_Directive_
Find every line in the records that holds the string "true". Copy each one.

_Provided information_
============
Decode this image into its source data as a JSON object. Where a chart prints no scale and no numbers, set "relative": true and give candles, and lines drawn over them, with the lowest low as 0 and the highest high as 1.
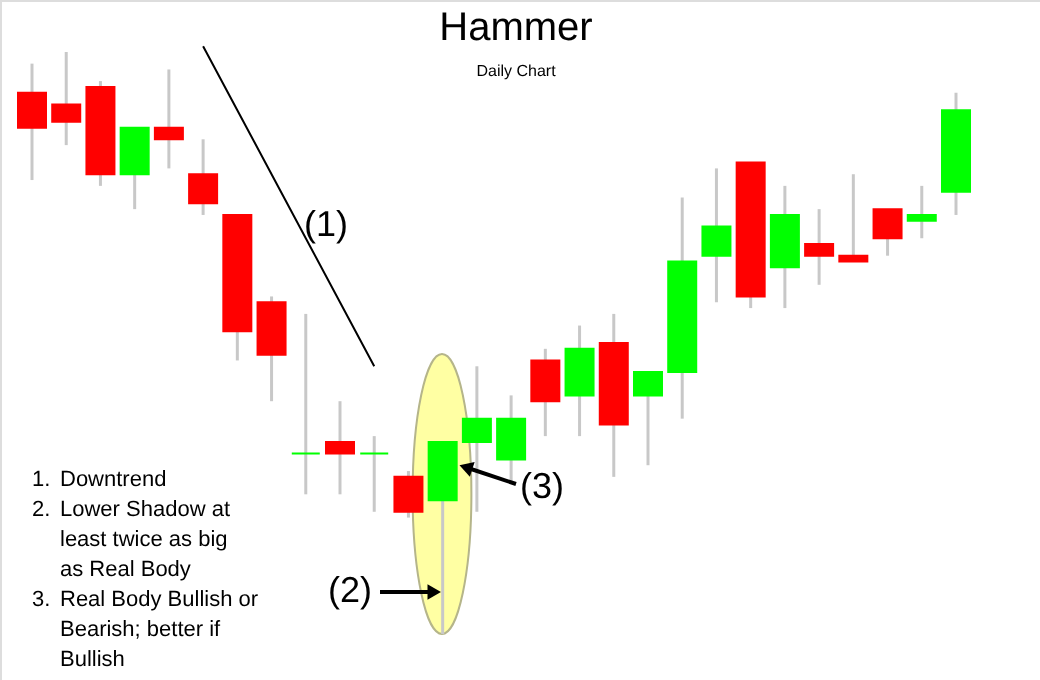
{
  "chart_data": {
    "type": "candlestick",
    "title": "Hammer",
    "subtitle": "Daily Chart",
    "relative": true,
    "categories": [
      null,
      null,
      null,
      null,
      null,
      null,
      null,
      null,
      null,
      null,
      null,
      null,
      null,
      null,
      null,
      null,
      null,
      null,
      null,
      null,
      null,
      null,
      null,
      null,
      null,
      null,
      null,
      null
    ],
    "ohlc": [
      [
        0.93,
        0.98,
        0.78,
        0.87
      ],
      [
        0.91,
        1.0,
        0.84,
        0.88
      ],
      [
        0.94,
        0.95,
        0.77,
        0.79
      ],
      [
        0.79,
        0.87,
        0.73,
        0.87
      ],
      [
        0.87,
        0.97,
        0.8,
        0.85
      ],
      [
        0.79,
        0.85,
        0.72,
        0.74
      ],
      [
        0.72,
        0.72,
        0.47,
        0.52
      ],
      [
        0.57,
        0.58,
        0.4,
        0.48
      ],
      [
        0.31,
        0.55,
        0.24,
        0.31
      ],
      [
        0.33,
        0.4,
        0.24,
        0.31
      ],
      [
        0.31,
        0.34,
        0.21,
        0.31
      ],
      [
        0.27,
        0.28,
        0.2,
        0.21
      ],
      [
        0.23,
        0.33,
        0.0,
        0.33
      ],
      [
        0.33,
        0.46,
        0.21,
        0.37
      ],
      [
        0.3,
        0.41,
        0.26,
        0.37
      ],
      [
        0.47,
        0.49,
        0.34,
        0.4
      ],
      [
        0.41,
        0.53,
        0.34,
        0.49
      ],
      [
        0.5,
        0.55,
        0.27,
        0.36
      ],
      [
        0.41,
        0.45,
        0.29,
        0.45
      ],
      [
        0.45,
        0.75,
        0.37,
        0.64
      ],
      [
        0.65,
        0.8,
        0.57,
        0.7
      ],
      [
        0.81,
        0.81,
        0.56,
        0.58
      ],
      [
        0.63,
        0.77,
        0.56,
        0.72
      ],
      [
        0.67,
        0.73,
        0.6,
        0.65
      ],
      [
        0.65,
        0.79,
        0.64,
        0.64
      ],
      [
        0.73,
        0.73,
        0.65,
        0.68
      ],
      [
        0.71,
        0.77,
        0.68,
        0.72
      ],
      [
        0.76,
        0.93,
        0.72,
        0.9
      ]
    ],
    "colors": [
      "#ff0000",
      "#ff0000",
      "#ff0000",
      "#00ff00",
      "#ff0000",
      "#ff0000",
      "#ff0000",
      "#ff0000",
      "#00ff00",
      "#ff0000",
      "#00ff00",
      "#ff0000",
      "#00ff00",
      "#00ff00",
      "#00ff00",
      "#ff0000",
      "#00ff00",
      "#ff0000",
      "#00ff00",
      "#00ff00",
      "#00ff00",
      "#ff0000",
      "#00ff00",
      "#ff0000",
      "#ff0000",
      "#ff0000",
      "#00ff00",
      "#00ff00"
    ],
    "series": [
      {
        "type": "line",
        "values": [
          null,
          null,
          null,
          null,
          null,
          1.01,
          0.9,
          0.79,
          0.68,
          0.57,
          0.46,
          null,
          null,
          null,
          null,
          null,
          null,
          null,
          null,
          null,
          null,
          null,
          null,
          null,
          null,
          null,
          null,
          null
        ],
        "color": "#000000"
      }
    ],
    "annotations": [
      "(1)",
      "(2)",
      "(3)",
      "1. Downtrend",
      "2. Lower Shadow at least twice as big as Real Body",
      "3. Real Body Bullish or Bearish; better if Bullish"
    ]
  }
}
============
_Complete answer_
Decode this image into its source data as a JSON object. Where a chart prints no scale and no numbers, set "relative": true and give candles, and lines drawn over them, with the lowest low as 0 and the highest high as 1.
    "relative": true,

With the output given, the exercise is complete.